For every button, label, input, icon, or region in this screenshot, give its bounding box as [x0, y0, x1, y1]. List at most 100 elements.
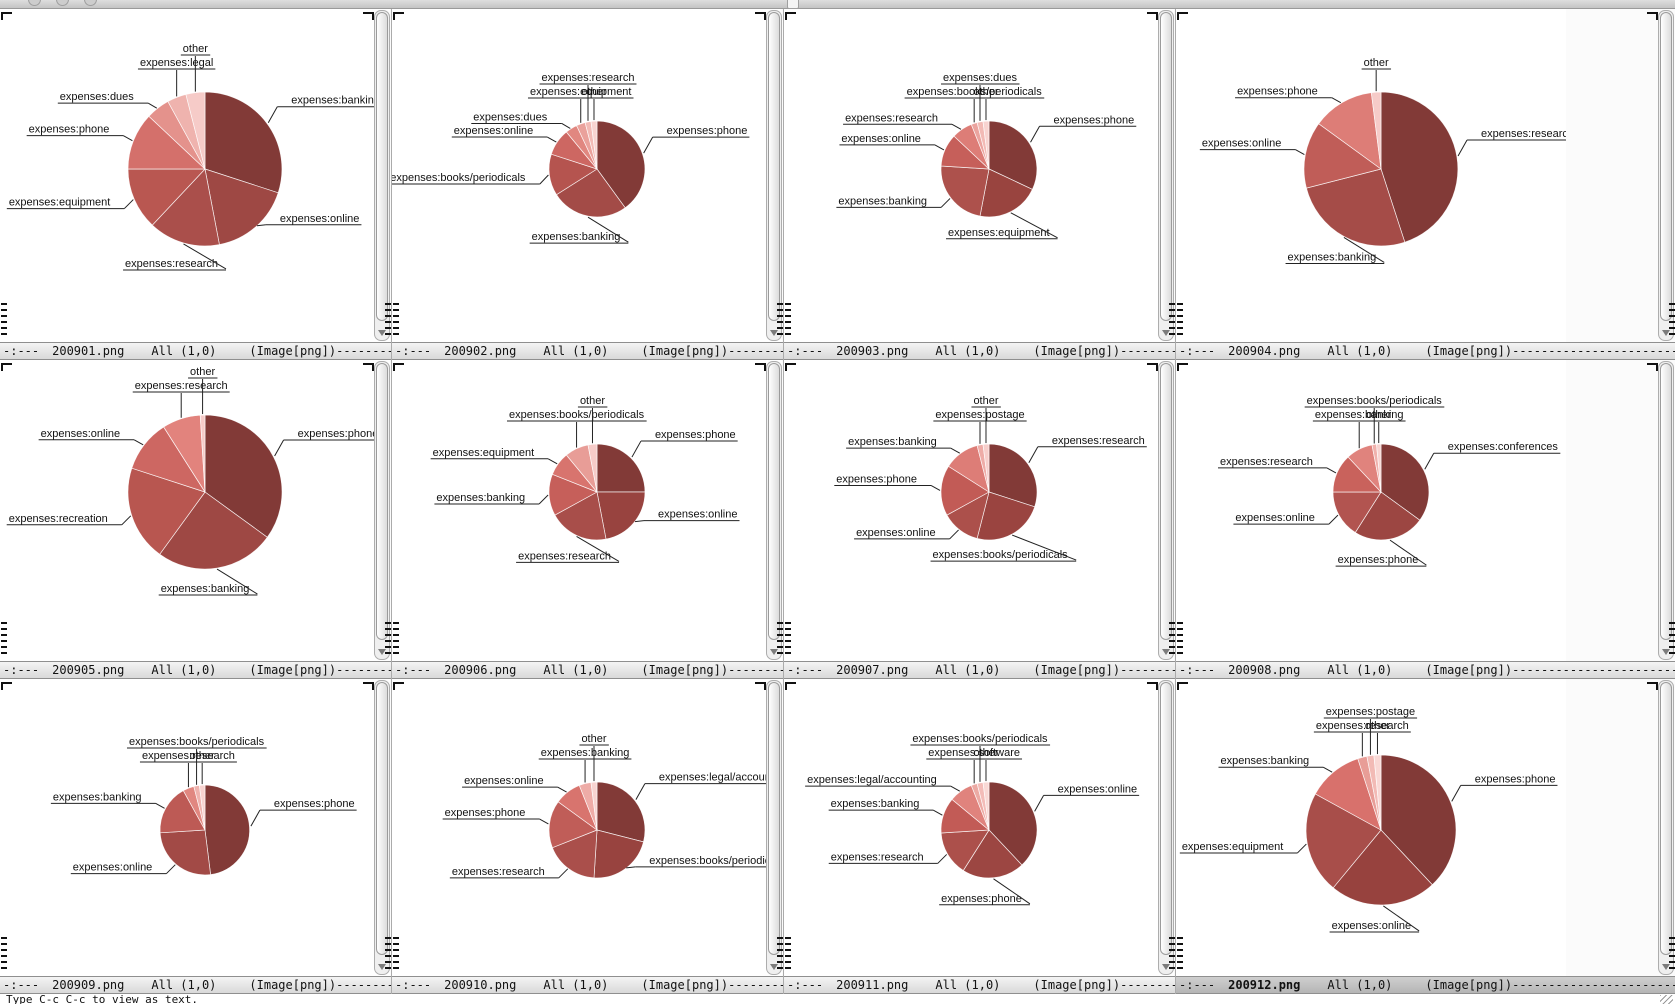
- scroll-down-icon[interactable]: [1162, 964, 1170, 970]
- image-view: expenses:online expenses:phone expenses:re…: [784, 679, 1175, 976]
- scrollbar-thumb[interactable]: [1160, 12, 1172, 321]
- scrollbar-thumb[interactable]: [1160, 682, 1172, 955]
- label-leader-line: [993, 878, 1031, 905]
- fringe-truncation-icon: [393, 303, 399, 338]
- pie-chart: expenses:phone expenses:banking expenses:b…: [392, 72, 750, 244]
- scrollbar-thumb[interactable]: [768, 363, 780, 640]
- fringe-truncation-icon: [785, 622, 791, 657]
- modeline-major-mode: (Image[png]): [1425, 663, 1513, 677]
- modeline-prefix: -:---: [395, 663, 432, 677]
- scrollbar-thumb[interactable]: [1660, 682, 1672, 955]
- scrollbar[interactable]: [766, 361, 782, 660]
- image-window-200906.png[interactable]: expenses:phone expenses:online expenses:re…: [392, 360, 784, 679]
- image-box: expenses:online expenses:phone expenses:re…: [784, 679, 1174, 976]
- slice-label: expenses:online: [41, 428, 121, 440]
- image-view: expenses:research expenses:books/periodic…: [784, 360, 1175, 661]
- pie-slice: [159, 491, 268, 570]
- slice-label: expenses:research: [125, 258, 218, 270]
- scrollbar[interactable]: [1658, 10, 1674, 341]
- scrollbar[interactable]: [766, 10, 782, 341]
- scrollbar[interactable]: [766, 680, 782, 975]
- scrollbar-thumb[interactable]: [1660, 363, 1672, 640]
- scroll-down-icon[interactable]: [770, 330, 778, 336]
- scroll-down-icon[interactable]: [1662, 964, 1670, 970]
- image-window-200910.png[interactable]: expenses:legal/accounting expenses:books/…: [392, 679, 784, 994]
- minibuffer[interactable]: Type C-c C-c to view as text.: [0, 994, 1675, 1004]
- label-leader-line: [1331, 97, 1342, 104]
- scroll-down-icon[interactable]: [378, 330, 386, 336]
- slice-label: expenses:books/periodicals: [912, 733, 1048, 745]
- scrollbar[interactable]: [1658, 361, 1674, 660]
- scrollbar[interactable]: [1158, 361, 1174, 660]
- minimize-button[interactable]: [56, 0, 69, 6]
- image-box: expenses:phone expenses:banking expenses:r…: [0, 360, 390, 661]
- image-window-200909.png[interactable]: expenses:phone expenses:online expenses:ba…: [0, 679, 392, 994]
- pie-chart: expenses:research expenses:books/periodic…: [834, 395, 1147, 562]
- slice-label: expenses:online: [856, 527, 936, 539]
- image-window-200904.png[interactable]: expenses:research expenses:banking expense…: [1176, 9, 1675, 360]
- scrollbar-thumb[interactable]: [376, 363, 388, 640]
- modeline-filename: 200905.png: [52, 663, 125, 677]
- scroll-down-icon[interactable]: [1662, 649, 1670, 655]
- slice-label: expenses:recreation: [9, 513, 108, 525]
- slice-label: expenses:research: [1220, 456, 1313, 468]
- zoom-button[interactable]: [84, 0, 97, 6]
- scrollbar[interactable]: [374, 361, 390, 660]
- pie-slice: [127, 168, 206, 226]
- scroll-down-icon[interactable]: [378, 964, 386, 970]
- scrollbar-thumb[interactable]: [1660, 12, 1672, 321]
- modeline-major-mode: (Image[png]): [641, 344, 729, 358]
- modeline: -:--- 200903.png All (1,0) (Image[png]) ----…: [784, 342, 1175, 360]
- image-window-200912.png[interactable]: expenses:phone expenses:online expenses:eq…: [1176, 679, 1675, 994]
- modeline-filename: 200909.png: [52, 978, 125, 992]
- slice-label: expenses:online: [1202, 138, 1282, 150]
- scroll-down-icon[interactable]: [770, 964, 778, 970]
- modeline-prefix: -:---: [787, 663, 824, 677]
- image-window-200902.png[interactable]: expenses:phone expenses:banking expenses:b…: [392, 9, 784, 360]
- scrollbar-thumb[interactable]: [1160, 363, 1172, 640]
- modeline-filename: 200903.png: [836, 344, 909, 358]
- scrollbar-thumb[interactable]: [768, 12, 780, 321]
- image-box: expenses:research expenses:banking expense…: [1176, 9, 1566, 342]
- scrollbar[interactable]: [374, 10, 390, 341]
- label-leader-line: [561, 123, 571, 129]
- pie-slice: [593, 829, 644, 879]
- scrollbar[interactable]: [1658, 680, 1674, 975]
- fringe-truncation-icon: [1177, 622, 1183, 657]
- modeline: -:--- 200901.png All (1,0) (Image[png]) ----…: [0, 342, 391, 360]
- modeline-major-mode: (Image[png]): [1425, 344, 1513, 358]
- image-window-200901.png[interactable]: expenses:banking expenses:online expenses:…: [0, 9, 392, 360]
- scrollbar[interactable]: [1158, 10, 1174, 341]
- slice-label: expenses:books/periodicals: [933, 549, 1069, 561]
- scroll-down-icon[interactable]: [1662, 330, 1670, 336]
- fringe-corner-icon: [785, 12, 796, 20]
- image-window-200908.png[interactable]: expenses:conferences expenses:phone expens…: [1176, 360, 1675, 679]
- close-button[interactable]: [28, 0, 41, 6]
- scroll-down-icon[interactable]: [1162, 330, 1170, 336]
- resize-grip-icon[interactable]: [1660, 995, 1673, 1004]
- scrollbar-thumb[interactable]: [376, 682, 388, 955]
- image-window-200907.png[interactable]: expenses:research expenses:books/periodic…: [784, 360, 1176, 679]
- scroll-down-icon[interactable]: [770, 649, 778, 655]
- scrollbar[interactable]: [1158, 680, 1174, 975]
- scrollbar-thumb[interactable]: [768, 682, 780, 955]
- scroll-down-icon[interactable]: [1162, 649, 1170, 655]
- image-window-200911.png[interactable]: expenses:online expenses:phone expenses:re…: [784, 679, 1176, 994]
- scrollbar[interactable]: [374, 680, 390, 975]
- label-leader-line: [634, 520, 645, 523]
- image-view: expenses:legal/accounting expenses:books/…: [392, 679, 783, 976]
- image-window-200903.png[interactable]: expenses:phone expenses:equipment expenses…: [784, 9, 1176, 360]
- modeline-position: All (1,0): [151, 344, 217, 358]
- image-window-200905.png[interactable]: expenses:phone expenses:banking expenses:r…: [0, 360, 392, 679]
- modeline-major-mode: (Image[png]): [1033, 344, 1121, 358]
- pie-slice: [590, 781, 598, 831]
- label-leader-line: [538, 494, 549, 505]
- label-leader-line: [950, 447, 961, 454]
- scrollbar-thumb[interactable]: [376, 12, 388, 321]
- pie-slice: [988, 443, 1038, 508]
- modeline-dashes: ----------------------------------------…: [1512, 663, 1675, 677]
- modeline: -:--- 200912.png All (1,0) (Image[png]) ----…: [1176, 976, 1675, 994]
- modeline-major-mode: (Image[png]): [249, 344, 337, 358]
- scroll-down-icon[interactable]: [378, 649, 386, 655]
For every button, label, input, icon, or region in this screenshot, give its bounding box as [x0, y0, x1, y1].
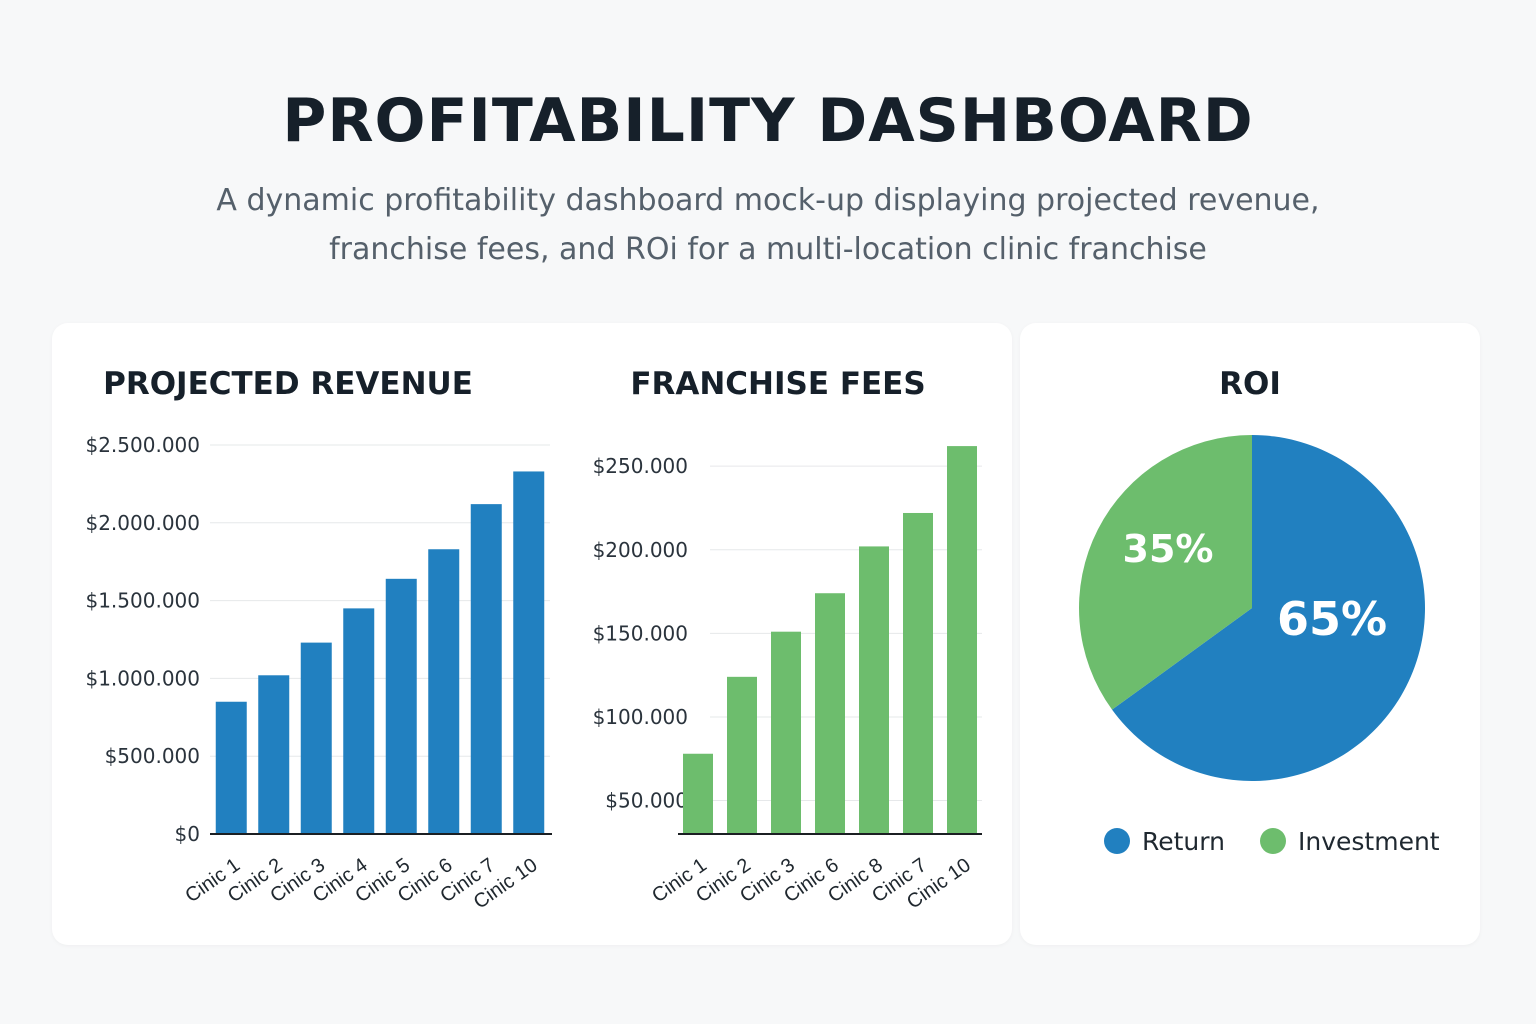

§ **Given task**: Please change every "pie-slice" to "chart-wedge" in all of the records above and write them out again, leaving everything else unchanged and omitting the pictures.

§ **Task output**:
For every button, label, input, icon, or region in this screenshot, give its bounding box as [x0, y0, x1, y1]. List at most 100 elements.
- scroll-down-icon[interactable]: [1162, 964, 1170, 970]
- image-view: expenses:online expenses:phone expenses:re…: [784, 679, 1175, 976]
- scrollbar-thumb[interactable]: [1160, 12, 1172, 321]
- scrollbar-thumb[interactable]: [1160, 682, 1172, 955]
- label-leader-line: [993, 878, 1031, 905]
- fringe-truncation-icon: [393, 303, 399, 338]
- pie-chart: expenses:phone expenses:banking expenses:b…: [392, 72, 750, 244]
- scrollbar-thumb[interactable]: [768, 363, 780, 640]
- fringe-truncation-icon: [785, 622, 791, 657]
- modeline-major-mode: (Image[png]): [1425, 663, 1513, 677]
- modeline-prefix: -:---: [395, 663, 432, 677]
- scrollbar-thumb[interactable]: [1660, 682, 1672, 955]
- scrollbar[interactable]: [766, 361, 782, 660]
- image-window-200906.png[interactable]: expenses:phone expenses:online expenses:re…: [392, 360, 784, 679]
- image-box: expenses:online expenses:phone expenses:re…: [784, 679, 1174, 976]
- slice-label: expenses:online: [41, 428, 121, 440]
- image-view: expenses:research expenses:books/periodic…: [784, 360, 1175, 661]
- chart-wedge: [159, 491, 268, 570]
- slice-label: expenses:research: [125, 258, 218, 270]
- scrollbar[interactable]: [1658, 10, 1674, 341]
- scrollbar[interactable]: [766, 10, 782, 341]
- scrollbar[interactable]: [766, 680, 782, 975]
- scrollbar-thumb[interactable]: [1660, 363, 1672, 640]
- scroll-down-icon[interactable]: [770, 330, 778, 336]
- scroll-down-icon[interactable]: [1662, 964, 1670, 970]
- image-window-200910.png[interactable]: expenses:legal/accounting expenses:books/…: [392, 679, 784, 994]
- minibuffer[interactable]: Type C-c C-c to view as text.: [0, 994, 1675, 1004]
- label-leader-line: [1331, 97, 1342, 104]
- scroll-down-icon[interactable]: [378, 330, 386, 336]
- slice-label: expenses:books/periodicals: [912, 733, 1048, 745]
- scrollbar[interactable]: [1658, 361, 1674, 660]
- scrollbar[interactable]: [1158, 361, 1174, 660]
- minimize-button[interactable]: [56, 0, 69, 6]
- image-box: expenses:phone expenses:banking expenses:r…: [0, 360, 390, 661]
- image-window-200909.png[interactable]: expenses:phone expenses:online expenses:ba…: [0, 679, 392, 994]
- pie-chart: expenses:research expenses:books/periodic…: [834, 395, 1147, 562]
- slice-label: expenses:online: [856, 527, 936, 539]
- image-window-200904.png[interactable]: expenses:research expenses:banking expense…: [1176, 9, 1675, 360]
- scrollbar-thumb[interactable]: [376, 363, 388, 640]
- modeline-filename: 200905.png: [52, 663, 125, 677]
- scroll-down-icon[interactable]: [1662, 649, 1670, 655]
- slice-label: expenses:recreation: [9, 513, 108, 525]
- slice-label: expenses:research: [1220, 456, 1313, 468]
- zoom-button[interactable]: [84, 0, 97, 6]
- scrollbar[interactable]: [374, 361, 390, 660]
- chart-wedge: [127, 168, 206, 226]
- scroll-down-icon[interactable]: [378, 964, 386, 970]
- scrollbar-thumb[interactable]: [1660, 12, 1672, 321]
- modeline-major-mode: (Image[png]): [641, 344, 729, 358]
- modeline: -:--- 200903.png All (1,0) (Image[png]) ----…: [784, 342, 1175, 360]
- image-window-200912.png[interactable]: expenses:phone expenses:online expenses:eq…: [1176, 679, 1675, 994]
- modeline-filename: 200909.png: [52, 978, 125, 992]
- slice-label: expenses:online: [1202, 138, 1282, 150]
- scroll-down-icon[interactable]: [770, 964, 778, 970]
- modeline-prefix: -:---: [787, 663, 824, 677]
- image-window-200902.png[interactable]: expenses:phone expenses:banking expenses:b…: [392, 9, 784, 360]
- scrollbar-thumb[interactable]: [1160, 363, 1172, 640]
- modeline-filename: 200903.png: [836, 344, 909, 358]
- scrollbar-thumb[interactable]: [768, 12, 780, 321]
- image-box: expenses:research expenses:banking expense…: [1176, 9, 1566, 342]
- scrollbar[interactable]: [374, 10, 390, 341]
- label-leader-line: [561, 123, 571, 129]
- chart-wedge: [593, 829, 644, 879]
- scrollbar[interactable]: [1658, 680, 1674, 975]
- fringe-truncation-icon: [1177, 622, 1183, 657]
- modeline: -:--- 200901.png All (1,0) (Image[png]) ----…: [0, 342, 391, 360]
- modeline-major-mode: (Image[png]): [1425, 344, 1513, 358]
- image-window-200901.png[interactable]: expenses:banking expenses:online expenses:…: [0, 9, 392, 360]
- scrollbar[interactable]: [1158, 10, 1174, 341]
- slice-label: expenses:books/periodicals: [933, 549, 1069, 561]
- scroll-down-icon[interactable]: [1662, 330, 1670, 336]
- fringe-corner-icon: [785, 12, 796, 20]
- image-window-200908.png[interactable]: expenses:conferences expenses:phone expens…: [1176, 360, 1675, 679]
- close-button[interactable]: [28, 0, 41, 6]
- scroll-down-icon[interactable]: [1162, 330, 1170, 336]
- resize-grip-icon[interactable]: [1660, 995, 1673, 1004]
- scrollbar-thumb[interactable]: [376, 682, 388, 955]
- image-window-200907.png[interactable]: expenses:research expenses:books/periodic…: [784, 360, 1176, 679]
- scroll-down-icon[interactable]: [770, 649, 778, 655]
- scrollbar[interactable]: [1158, 680, 1174, 975]
- scrollbar-thumb[interactable]: [768, 682, 780, 955]
- scroll-down-icon[interactable]: [1162, 649, 1170, 655]
- image-window-200911.png[interactable]: expenses:online expenses:phone expenses:re…: [784, 679, 1176, 994]
- scrollbar[interactable]: [374, 680, 390, 975]
- label-leader-line: [634, 520, 645, 523]
- image-view: expenses:legal/accounting expenses:books/…: [392, 679, 783, 976]
- image-window-200903.png[interactable]: expenses:phone expenses:equipment expenses…: [784, 9, 1176, 360]
- modeline-position: All (1,0): [151, 344, 217, 358]
- image-window-200905.png[interactable]: expenses:phone expenses:banking expenses:r…: [0, 360, 392, 679]
- modeline-major-mode: (Image[png]): [1033, 344, 1121, 358]
- chart-wedge: [590, 781, 598, 831]
- label-leader-line: [538, 494, 549, 505]
- label-leader-line: [950, 447, 961, 454]
- scrollbar-thumb[interactable]: [376, 12, 388, 321]
- chart-wedge: [988, 443, 1038, 508]
- modeline-dashes: ----------------------------------------…: [1512, 663, 1675, 677]
- modeline: -:--- 200912.png All (1,0) (Image[png]) ----…: [1176, 976, 1675, 994]
- modeline-major-mode: (Image[png]): [249, 344, 337, 358]
- scroll-down-icon[interactable]: [378, 649, 386, 655]
For every button, label, input, icon, or region in this screenshot, give its bounding box as [x0, y0, x1, y1].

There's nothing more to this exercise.